**Set exercise**.
Extract the lines that hold the string "Absorbance".

Stored data entries:
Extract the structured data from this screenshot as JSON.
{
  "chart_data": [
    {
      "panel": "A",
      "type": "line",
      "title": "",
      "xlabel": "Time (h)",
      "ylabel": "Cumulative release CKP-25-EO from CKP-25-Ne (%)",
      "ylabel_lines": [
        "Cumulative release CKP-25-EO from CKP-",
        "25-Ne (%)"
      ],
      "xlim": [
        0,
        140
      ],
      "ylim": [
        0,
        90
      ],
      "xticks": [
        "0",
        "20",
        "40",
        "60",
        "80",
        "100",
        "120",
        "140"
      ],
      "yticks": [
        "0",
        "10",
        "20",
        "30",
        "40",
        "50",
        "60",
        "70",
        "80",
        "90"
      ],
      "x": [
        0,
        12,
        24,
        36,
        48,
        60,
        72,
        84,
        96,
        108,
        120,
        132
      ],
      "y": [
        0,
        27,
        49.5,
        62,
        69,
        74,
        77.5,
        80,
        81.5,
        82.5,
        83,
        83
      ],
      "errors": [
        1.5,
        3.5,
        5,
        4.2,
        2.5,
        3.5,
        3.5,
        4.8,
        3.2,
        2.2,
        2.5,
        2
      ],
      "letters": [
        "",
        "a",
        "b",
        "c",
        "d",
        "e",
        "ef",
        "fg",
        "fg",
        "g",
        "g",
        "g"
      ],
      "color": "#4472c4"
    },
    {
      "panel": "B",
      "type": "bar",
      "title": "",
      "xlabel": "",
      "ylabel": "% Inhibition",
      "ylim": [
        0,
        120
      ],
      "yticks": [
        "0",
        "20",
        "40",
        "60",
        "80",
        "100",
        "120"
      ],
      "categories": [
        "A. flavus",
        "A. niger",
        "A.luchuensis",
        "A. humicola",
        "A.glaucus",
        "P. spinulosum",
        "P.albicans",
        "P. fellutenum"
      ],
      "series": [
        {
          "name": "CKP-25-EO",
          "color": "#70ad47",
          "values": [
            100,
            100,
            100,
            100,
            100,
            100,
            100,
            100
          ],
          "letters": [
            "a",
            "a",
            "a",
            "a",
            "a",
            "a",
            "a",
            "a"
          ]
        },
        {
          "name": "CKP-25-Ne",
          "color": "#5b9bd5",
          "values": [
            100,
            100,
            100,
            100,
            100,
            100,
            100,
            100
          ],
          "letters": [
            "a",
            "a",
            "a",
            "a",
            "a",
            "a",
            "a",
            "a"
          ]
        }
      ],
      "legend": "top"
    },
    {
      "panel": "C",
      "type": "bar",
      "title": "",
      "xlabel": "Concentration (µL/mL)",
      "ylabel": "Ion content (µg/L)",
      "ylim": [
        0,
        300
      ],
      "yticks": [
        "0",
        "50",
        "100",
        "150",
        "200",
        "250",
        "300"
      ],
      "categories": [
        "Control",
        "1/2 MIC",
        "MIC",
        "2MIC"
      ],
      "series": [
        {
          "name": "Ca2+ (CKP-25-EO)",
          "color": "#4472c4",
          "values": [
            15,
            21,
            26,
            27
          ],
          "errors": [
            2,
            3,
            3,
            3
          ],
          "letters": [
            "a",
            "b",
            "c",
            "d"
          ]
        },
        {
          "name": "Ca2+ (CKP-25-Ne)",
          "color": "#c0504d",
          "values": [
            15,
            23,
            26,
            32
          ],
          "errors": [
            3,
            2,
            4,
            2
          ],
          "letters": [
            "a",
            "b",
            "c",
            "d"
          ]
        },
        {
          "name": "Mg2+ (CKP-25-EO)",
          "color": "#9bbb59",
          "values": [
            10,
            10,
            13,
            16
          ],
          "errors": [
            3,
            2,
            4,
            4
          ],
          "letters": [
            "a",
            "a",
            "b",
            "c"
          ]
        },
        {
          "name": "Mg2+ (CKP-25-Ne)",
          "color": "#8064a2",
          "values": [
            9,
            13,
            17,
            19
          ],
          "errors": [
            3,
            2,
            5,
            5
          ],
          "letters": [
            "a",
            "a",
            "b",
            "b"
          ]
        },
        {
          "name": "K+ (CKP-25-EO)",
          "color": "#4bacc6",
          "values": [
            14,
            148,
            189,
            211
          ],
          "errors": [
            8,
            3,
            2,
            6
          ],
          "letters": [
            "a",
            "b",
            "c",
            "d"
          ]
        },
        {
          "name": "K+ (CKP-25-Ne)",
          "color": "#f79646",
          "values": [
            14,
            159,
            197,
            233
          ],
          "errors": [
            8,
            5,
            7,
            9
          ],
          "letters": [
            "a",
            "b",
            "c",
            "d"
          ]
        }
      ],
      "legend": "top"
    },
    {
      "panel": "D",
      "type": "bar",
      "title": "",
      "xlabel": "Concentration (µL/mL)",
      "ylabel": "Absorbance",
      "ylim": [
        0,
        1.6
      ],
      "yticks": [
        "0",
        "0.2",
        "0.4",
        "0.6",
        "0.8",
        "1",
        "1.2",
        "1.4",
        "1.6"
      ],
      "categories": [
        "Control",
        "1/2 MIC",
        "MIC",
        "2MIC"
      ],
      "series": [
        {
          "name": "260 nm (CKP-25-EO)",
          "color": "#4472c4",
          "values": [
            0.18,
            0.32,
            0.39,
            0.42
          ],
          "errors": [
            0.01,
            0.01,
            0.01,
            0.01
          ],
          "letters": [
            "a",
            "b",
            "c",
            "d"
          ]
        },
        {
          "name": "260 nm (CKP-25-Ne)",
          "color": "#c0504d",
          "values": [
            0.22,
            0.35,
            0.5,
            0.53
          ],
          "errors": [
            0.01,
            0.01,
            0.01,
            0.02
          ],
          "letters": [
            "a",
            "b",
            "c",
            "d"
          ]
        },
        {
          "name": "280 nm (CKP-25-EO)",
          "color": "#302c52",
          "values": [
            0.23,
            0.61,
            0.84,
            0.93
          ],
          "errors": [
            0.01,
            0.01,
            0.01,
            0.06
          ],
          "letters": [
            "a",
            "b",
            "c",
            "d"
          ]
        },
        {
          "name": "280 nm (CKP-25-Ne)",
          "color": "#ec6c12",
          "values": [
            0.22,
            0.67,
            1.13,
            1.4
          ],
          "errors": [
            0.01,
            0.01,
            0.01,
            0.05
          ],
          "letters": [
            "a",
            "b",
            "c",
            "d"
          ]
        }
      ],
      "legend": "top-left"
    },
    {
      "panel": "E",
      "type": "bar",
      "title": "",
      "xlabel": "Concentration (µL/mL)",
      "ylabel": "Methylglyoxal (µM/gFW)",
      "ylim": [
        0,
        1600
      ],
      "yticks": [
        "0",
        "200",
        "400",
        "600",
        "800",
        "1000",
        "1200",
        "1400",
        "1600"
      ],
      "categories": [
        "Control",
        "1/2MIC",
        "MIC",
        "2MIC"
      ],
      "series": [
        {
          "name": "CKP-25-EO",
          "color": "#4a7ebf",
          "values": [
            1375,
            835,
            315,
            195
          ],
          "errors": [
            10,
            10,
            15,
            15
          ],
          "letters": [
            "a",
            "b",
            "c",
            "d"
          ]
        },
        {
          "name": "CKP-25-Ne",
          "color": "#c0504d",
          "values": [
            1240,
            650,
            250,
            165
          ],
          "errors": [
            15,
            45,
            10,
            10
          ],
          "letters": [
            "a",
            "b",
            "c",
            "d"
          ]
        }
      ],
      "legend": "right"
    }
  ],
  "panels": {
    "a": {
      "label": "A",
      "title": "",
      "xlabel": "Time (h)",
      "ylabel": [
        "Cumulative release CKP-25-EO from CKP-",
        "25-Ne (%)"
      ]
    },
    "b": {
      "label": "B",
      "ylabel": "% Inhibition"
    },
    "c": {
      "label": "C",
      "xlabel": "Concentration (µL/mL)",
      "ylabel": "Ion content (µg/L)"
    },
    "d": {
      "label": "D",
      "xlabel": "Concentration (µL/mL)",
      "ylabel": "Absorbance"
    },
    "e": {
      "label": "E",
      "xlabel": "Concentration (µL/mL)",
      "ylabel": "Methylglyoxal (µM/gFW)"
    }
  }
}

**Reply to the task**.
      "ylabel": "Absorbance",
      "ylabel": "Absorbance"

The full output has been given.